- [Material shown]:
[start]
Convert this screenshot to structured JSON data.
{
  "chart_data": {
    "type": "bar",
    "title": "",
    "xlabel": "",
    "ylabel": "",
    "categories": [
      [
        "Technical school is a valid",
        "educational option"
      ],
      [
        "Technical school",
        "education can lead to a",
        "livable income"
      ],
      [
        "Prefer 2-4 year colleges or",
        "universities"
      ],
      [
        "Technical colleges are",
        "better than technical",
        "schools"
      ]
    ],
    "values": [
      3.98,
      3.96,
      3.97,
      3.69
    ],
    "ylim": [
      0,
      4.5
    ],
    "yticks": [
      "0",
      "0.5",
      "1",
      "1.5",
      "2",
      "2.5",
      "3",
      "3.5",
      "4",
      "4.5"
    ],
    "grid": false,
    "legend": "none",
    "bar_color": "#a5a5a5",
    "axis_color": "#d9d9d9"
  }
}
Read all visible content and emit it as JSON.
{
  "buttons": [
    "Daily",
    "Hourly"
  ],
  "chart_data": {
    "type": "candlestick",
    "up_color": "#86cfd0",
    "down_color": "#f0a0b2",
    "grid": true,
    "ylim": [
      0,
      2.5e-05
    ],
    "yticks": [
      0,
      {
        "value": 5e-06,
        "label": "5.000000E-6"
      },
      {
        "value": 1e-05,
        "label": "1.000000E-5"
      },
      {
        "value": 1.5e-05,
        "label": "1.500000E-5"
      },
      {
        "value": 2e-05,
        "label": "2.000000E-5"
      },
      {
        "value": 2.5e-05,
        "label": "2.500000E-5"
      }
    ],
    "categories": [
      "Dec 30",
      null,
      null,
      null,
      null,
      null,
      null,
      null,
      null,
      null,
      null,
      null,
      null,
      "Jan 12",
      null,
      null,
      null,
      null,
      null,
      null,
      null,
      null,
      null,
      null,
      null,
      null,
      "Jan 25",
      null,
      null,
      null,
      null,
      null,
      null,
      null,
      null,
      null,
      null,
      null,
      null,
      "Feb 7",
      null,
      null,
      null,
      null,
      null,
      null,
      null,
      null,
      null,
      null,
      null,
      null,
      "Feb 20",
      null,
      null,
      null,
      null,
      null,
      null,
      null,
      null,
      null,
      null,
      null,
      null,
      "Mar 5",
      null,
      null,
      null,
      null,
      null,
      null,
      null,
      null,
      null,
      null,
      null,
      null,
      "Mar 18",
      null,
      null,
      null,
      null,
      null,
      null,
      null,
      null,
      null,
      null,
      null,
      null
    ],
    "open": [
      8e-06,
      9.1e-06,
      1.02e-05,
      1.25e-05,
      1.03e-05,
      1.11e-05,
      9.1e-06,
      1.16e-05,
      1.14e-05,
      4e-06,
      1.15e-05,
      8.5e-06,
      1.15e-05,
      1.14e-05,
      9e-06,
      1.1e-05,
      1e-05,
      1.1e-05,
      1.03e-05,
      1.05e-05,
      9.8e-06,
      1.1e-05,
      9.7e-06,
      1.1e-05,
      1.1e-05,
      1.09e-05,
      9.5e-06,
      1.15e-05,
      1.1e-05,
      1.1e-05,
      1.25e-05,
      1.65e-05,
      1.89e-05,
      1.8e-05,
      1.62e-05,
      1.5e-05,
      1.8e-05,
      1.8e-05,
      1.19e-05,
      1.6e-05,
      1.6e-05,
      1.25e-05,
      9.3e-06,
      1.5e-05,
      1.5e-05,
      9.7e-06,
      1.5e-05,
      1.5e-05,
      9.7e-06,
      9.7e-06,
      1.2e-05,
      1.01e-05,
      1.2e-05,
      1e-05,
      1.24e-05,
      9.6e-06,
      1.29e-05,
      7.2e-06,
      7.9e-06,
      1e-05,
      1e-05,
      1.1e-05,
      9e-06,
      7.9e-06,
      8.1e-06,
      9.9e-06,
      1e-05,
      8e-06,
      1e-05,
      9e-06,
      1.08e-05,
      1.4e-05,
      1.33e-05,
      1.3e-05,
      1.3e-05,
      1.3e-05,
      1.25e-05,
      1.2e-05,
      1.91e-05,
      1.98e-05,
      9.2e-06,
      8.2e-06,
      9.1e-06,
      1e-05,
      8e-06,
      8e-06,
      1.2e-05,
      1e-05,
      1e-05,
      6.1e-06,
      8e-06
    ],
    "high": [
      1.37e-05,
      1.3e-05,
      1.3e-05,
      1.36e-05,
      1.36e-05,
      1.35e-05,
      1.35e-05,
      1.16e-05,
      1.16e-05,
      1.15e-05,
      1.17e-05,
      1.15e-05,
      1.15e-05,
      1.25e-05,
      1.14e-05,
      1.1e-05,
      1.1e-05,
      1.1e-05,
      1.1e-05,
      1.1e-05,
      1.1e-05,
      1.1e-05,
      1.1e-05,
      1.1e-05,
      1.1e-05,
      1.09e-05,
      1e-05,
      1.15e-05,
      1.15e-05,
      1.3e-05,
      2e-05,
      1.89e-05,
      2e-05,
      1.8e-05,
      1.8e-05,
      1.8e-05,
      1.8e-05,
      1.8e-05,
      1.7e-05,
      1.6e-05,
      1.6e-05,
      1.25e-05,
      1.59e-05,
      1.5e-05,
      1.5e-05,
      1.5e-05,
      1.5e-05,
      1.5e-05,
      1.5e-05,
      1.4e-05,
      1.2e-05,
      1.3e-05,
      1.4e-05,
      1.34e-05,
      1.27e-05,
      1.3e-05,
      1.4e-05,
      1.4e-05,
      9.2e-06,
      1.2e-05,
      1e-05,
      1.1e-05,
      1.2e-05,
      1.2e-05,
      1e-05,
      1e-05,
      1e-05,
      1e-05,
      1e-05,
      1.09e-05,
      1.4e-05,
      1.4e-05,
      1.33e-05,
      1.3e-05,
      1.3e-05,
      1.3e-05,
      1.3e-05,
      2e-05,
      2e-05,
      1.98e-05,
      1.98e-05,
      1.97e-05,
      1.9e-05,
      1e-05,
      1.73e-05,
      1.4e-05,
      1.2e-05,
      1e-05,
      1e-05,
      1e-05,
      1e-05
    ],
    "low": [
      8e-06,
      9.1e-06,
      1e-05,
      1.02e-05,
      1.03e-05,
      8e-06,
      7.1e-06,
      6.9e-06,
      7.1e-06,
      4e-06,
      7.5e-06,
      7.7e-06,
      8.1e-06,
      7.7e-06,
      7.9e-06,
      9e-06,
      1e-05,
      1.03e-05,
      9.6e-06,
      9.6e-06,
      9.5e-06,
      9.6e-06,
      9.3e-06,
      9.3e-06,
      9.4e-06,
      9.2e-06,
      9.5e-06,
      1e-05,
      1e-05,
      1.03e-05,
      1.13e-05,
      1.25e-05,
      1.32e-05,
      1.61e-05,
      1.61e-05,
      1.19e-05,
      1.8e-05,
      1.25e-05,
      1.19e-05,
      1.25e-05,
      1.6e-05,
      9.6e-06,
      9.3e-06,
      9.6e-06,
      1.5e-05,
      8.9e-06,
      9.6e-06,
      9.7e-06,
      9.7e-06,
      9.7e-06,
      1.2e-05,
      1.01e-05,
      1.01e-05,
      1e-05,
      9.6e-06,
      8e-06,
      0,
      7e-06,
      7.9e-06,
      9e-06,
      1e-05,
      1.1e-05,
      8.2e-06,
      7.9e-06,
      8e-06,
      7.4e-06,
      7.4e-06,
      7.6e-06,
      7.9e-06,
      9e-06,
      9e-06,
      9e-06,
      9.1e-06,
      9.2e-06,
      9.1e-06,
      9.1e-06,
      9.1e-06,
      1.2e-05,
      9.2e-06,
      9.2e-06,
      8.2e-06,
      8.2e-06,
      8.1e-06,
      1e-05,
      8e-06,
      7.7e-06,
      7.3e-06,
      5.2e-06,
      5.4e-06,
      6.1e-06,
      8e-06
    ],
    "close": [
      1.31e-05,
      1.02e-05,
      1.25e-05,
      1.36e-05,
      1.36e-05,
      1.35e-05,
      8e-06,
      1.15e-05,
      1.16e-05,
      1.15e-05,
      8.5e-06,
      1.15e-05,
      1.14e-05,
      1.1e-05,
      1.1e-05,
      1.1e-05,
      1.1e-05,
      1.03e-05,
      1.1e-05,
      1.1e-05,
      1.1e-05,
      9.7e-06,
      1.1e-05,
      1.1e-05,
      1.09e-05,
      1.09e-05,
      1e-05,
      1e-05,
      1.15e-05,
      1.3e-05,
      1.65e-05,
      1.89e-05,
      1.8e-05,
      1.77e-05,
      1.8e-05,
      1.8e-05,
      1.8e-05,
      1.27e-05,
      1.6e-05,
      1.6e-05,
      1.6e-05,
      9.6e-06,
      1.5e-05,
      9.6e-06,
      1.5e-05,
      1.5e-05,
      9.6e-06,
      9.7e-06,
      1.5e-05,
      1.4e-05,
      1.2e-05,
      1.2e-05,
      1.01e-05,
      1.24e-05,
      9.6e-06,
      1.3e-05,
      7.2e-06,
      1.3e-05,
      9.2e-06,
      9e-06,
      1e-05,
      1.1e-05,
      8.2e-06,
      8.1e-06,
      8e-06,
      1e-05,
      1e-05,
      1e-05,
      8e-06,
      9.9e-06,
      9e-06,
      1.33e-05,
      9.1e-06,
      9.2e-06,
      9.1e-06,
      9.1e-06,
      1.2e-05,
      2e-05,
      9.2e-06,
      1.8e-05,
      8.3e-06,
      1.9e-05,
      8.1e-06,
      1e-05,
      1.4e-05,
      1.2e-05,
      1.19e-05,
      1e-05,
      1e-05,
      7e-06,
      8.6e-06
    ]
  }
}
[end]
- [What you have to do]:
Search the data for "JSON". Copy every matching line.

- [Answer to the problem]:
Convert this screenshot to structured JSON data.
Read all visible content and emit it as JSON.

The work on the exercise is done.